═════ Data to use

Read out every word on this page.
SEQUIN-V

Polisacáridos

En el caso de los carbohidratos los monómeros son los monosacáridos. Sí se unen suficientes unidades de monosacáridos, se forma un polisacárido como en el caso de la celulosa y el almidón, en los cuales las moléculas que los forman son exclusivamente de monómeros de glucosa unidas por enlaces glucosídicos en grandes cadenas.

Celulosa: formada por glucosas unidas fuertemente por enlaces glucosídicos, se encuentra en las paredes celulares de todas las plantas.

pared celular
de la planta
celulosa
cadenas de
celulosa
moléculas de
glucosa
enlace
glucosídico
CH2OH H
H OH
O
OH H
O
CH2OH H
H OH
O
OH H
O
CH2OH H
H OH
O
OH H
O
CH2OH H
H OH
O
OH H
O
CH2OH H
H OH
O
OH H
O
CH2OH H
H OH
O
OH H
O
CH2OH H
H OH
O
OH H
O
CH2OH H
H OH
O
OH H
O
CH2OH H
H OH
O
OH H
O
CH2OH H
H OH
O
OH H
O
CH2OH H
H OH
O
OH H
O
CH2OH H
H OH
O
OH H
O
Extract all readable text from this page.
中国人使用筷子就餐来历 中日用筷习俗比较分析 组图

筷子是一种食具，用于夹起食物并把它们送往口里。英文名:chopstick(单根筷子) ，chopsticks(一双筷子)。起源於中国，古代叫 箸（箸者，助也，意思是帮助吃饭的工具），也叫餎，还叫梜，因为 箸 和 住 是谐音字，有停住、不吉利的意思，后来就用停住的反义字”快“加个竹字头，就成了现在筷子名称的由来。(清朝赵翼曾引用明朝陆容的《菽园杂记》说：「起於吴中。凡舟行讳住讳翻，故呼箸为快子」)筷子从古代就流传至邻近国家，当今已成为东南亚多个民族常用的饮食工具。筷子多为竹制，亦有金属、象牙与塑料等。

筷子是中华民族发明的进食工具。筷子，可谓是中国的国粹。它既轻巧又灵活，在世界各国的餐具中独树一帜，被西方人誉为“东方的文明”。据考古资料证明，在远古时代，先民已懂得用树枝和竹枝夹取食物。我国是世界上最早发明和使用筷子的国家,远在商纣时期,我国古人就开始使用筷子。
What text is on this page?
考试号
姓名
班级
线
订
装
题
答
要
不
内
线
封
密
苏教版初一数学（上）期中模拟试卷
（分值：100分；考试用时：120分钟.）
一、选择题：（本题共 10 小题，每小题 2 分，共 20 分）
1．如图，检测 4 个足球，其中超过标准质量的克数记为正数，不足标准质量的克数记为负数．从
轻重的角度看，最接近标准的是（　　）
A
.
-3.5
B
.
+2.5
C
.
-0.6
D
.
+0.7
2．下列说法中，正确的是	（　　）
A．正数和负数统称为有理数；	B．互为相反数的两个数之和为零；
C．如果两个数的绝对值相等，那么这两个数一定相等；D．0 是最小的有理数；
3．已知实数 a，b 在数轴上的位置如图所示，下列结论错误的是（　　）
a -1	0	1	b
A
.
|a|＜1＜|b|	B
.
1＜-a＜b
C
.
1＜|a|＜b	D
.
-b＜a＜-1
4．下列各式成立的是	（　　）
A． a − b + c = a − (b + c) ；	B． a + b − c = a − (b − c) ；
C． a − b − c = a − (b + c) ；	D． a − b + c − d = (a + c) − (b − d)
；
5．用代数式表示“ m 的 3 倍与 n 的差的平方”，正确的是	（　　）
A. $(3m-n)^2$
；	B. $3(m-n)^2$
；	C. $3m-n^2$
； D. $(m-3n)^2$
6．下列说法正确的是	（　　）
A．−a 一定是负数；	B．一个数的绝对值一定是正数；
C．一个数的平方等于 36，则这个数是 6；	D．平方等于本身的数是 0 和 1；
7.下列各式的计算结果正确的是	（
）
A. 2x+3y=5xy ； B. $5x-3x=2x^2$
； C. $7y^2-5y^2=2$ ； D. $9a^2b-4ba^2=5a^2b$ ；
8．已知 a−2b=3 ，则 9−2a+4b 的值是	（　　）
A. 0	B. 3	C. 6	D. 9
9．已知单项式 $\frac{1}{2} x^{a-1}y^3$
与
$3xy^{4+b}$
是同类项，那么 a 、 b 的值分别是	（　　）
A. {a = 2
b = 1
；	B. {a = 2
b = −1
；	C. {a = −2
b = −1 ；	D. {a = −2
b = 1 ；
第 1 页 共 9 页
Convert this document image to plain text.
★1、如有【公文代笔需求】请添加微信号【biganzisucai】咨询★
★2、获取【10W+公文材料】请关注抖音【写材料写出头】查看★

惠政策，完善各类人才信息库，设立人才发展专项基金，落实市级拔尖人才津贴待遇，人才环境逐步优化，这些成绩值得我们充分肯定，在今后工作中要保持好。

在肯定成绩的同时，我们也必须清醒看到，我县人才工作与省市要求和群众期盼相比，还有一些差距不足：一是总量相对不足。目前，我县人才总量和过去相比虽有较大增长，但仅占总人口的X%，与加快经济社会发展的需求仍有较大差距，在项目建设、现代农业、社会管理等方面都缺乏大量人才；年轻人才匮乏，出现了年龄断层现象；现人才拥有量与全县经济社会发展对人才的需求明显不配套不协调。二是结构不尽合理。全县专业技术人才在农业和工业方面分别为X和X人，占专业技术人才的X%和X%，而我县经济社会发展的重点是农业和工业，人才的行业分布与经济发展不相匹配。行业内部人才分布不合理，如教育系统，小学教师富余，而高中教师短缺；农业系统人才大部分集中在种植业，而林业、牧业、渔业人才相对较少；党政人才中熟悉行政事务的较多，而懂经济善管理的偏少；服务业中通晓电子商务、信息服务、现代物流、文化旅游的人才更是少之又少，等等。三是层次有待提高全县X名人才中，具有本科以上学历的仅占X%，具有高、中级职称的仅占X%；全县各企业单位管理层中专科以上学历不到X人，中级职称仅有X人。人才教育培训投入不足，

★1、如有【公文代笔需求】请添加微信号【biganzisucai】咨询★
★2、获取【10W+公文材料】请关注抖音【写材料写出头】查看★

══════════

Set out the complete listing exactly as shown.

# Task result
Read out every word on this page.
SEQUIN-V

Polisacáridos

En el caso de los carbohidratos los monómeros son los monosacáridos. Sí se unen suficientes unidades de monosacáridos, se forma un polisacárido como en el caso de la celulosa y el almidón, en los cuales las moléculas que los forman son exclusivamente de monómeros de glucosa unidas por enlaces glucosídicos en grandes cadenas.

Celulosa: formada por glucosas unidas fuertemente por enlaces glucosídicos, se encuentra en las paredes celulares de todas las plantas.

pared celular
de la planta
celulosa
cadenas de
celulosa
moléculas de
glucosa
enlace
glucosídico
CH2OH H
H OH
O
OH H
O
CH2OH H
H OH
O
OH H
O
CH2OH H
H OH
O
OH H
O
CH2OH H
H OH
O
OH H
O
CH2OH H
H OH
O
OH H
O
CH2OH H
H OH
O
OH H
O
CH2OH H
H OH
O
OH H
O
CH2OH H
H OH
O
OH H
O
CH2OH H
H OH
O
OH H
O
CH2OH H
H OH
O
OH H
O
CH2OH H
H OH
O
OH H
O
CH2OH H
H OH
O
OH H
O
Extract all readable text from this page.
中国人使用筷子就餐来历 中日用筷习俗比较分析 组图

筷子是一种食具，用于夹起食物并把它们送往口里。英文名:chopstick(单根筷子) ，chopsticks(一双筷子)。起源於中国，古代叫 箸（箸者，助也，意思是帮助吃饭的工具），也叫餎，还叫梜，因为 箸 和 住 是谐音字，有停住、不吉利的意思，后来就用停住的反义字”快“加个竹字头，就成了现在筷子名称的由来。(清朝赵翼曾引用明朝陆容的《菽园杂记》说：「起於吴中。凡舟行讳住讳翻，故呼箸为快子」)筷子从古代就流传至邻近国家，当今已成为东南亚多个民族常用的饮食工具。筷子多为竹制，亦有金属、象牙与塑料等。

筷子是中华民族发明的进食工具。筷子，可谓是中国的国粹。它既轻巧又灵活，在世界各国的餐具中独树一帜，被西方人誉为“东方的文明”。据考古资料证明，在远古时代，先民已懂得用树枝和竹枝夹取食物。我国是世界上最早发明和使用筷子的国家,远在商纣时期,我国古人就开始使用筷子。
What text is on this page?
考试号
姓名
班级
线
订
装
题
答
要
不
内
线
封
密
苏教版初一数学（上）期中模拟试卷
（分值：100分；考试用时：120分钟.）
一、选择题：（本题共 10 小题，每小题 2 分，共 20 分）
1．如图，检测 4 个足球，其中超过标准质量的克数记为正数，不足标准质量的克数记为负数．从
轻重的角度看，最接近标准的是（　　）
A
.
-3.5
B
.
+2.5
C
.
-0.6
D
.
+0.7
2．下列说法中，正确的是	（　　）
A．正数和负数统称为有理数；	B．互为相反数的两个数之和为零；
C．如果两个数的绝对值相等，那么这两个数一定相等；D．0 是最小的有理数；
3．已知实数 a，b 在数轴上的位置如图所示，下列结论错误的是（　　）
a -1	0	1	b
A
.
|a|＜1＜|b|	B
.
1＜-a＜b
C
.
1＜|a|＜b	D
.
-b＜a＜-1
4．下列各式成立的是	（　　）
A． a − b + c = a − (b + c) ；	B． a + b − c = a − (b − c) ；
C． a − b − c = a − (b + c) ；	D． a − b + c − d = (a + c) − (b − d)
；
5．用代数式表示“ m 的 3 倍与 n 的差的平方”，正确的是	（　　）
A. $(3m-n)^2$
；	B. $3(m-n)^2$
；	C. $3m-n^2$
； D. $(m-3n)^2$
6．下列说法正确的是	（　　）
A．−a 一定是负数；	B．一个数的绝对值一定是正数；
C．一个数的平方等于 36，则这个数是 6；	D．平方等于本身的数是 0 和 1；
7.下列各式的计算结果正确的是	（
）
A. 2x+3y=5xy ； B. $5x-3x=2x^2$
； C. $7y^2-5y^2=2$ ； D. $9a^2b-4ba^2=5a^2b$ ；
8．已知 a−2b=3 ，则 9−2a+4b 的值是	（　　）
A. 0	B. 3	C. 6	D. 9
9．已知单项式 $\frac{1}{2} x^{a-1}y^3$
与
$3xy^{4+b}$
是同类项，那么 a 、 b 的值分别是	（　　）
A. {a = 2
b = 1
；	B. {a = 2
b = −1
；	C. {a = −2
b = −1 ；	D. {a = −2
b = 1 ；
第 1 页 共 9 页
Convert this document image to plain text.
★1、如有【公文代笔需求】请添加微信号【biganzisucai】咨询★
★2、获取【10W+公文材料】请关注抖音【写材料写出头】查看★

惠政策，完善各类人才信息库，设立人才发展专项基金，落实市级拔尖人才津贴待遇，人才环境逐步优化，这些成绩值得我们充分肯定，在今后工作中要保持好。

在肯定成绩的同时，我们也必须清醒看到，我县人才工作与省市要求和群众期盼相比，还有一些差距不足：一是总量相对不足。目前，我县人才总量和过去相比虽有较大增长，但仅占总人口的X%，与加快经济社会发展的需求仍有较大差距，在项目建设、现代农业、社会管理等方面都缺乏大量人才；年轻人才匮乏，出现了年龄断层现象；现人才拥有量与全县经济社会发展对人才的需求明显不配套不协调。二是结构不尽合理。全县专业技术人才在农业和工业方面分别为X和X人，占专业技术人才的X%和X%，而我县经济社会发展的重点是农业和工业，人才的行业分布与经济发展不相匹配。行业内部人才分布不合理，如教育系统，小学教师富余，而高中教师短缺；农业系统人才大部分集中在种植业，而林业、牧业、渔业人才相对较少；党政人才中熟悉行政事务的较多，而懂经济善管理的偏少；服务业中通晓电子商务、信息服务、现代物流、文化旅游的人才更是少之又少，等等。三是层次有待提高全县X名人才中，具有本科以上学历的仅占X%，具有高、中级职称的仅占X%；全县各企业单位管理层中专科以上学历不到X人，中级职称仅有X人。人才教育培训投入不足，

★1、如有【公文代笔需求】请添加微信号【biganzisucai】咨询★
★2、获取【10W+公文材料】请关注抖音【写材料写出头】查看★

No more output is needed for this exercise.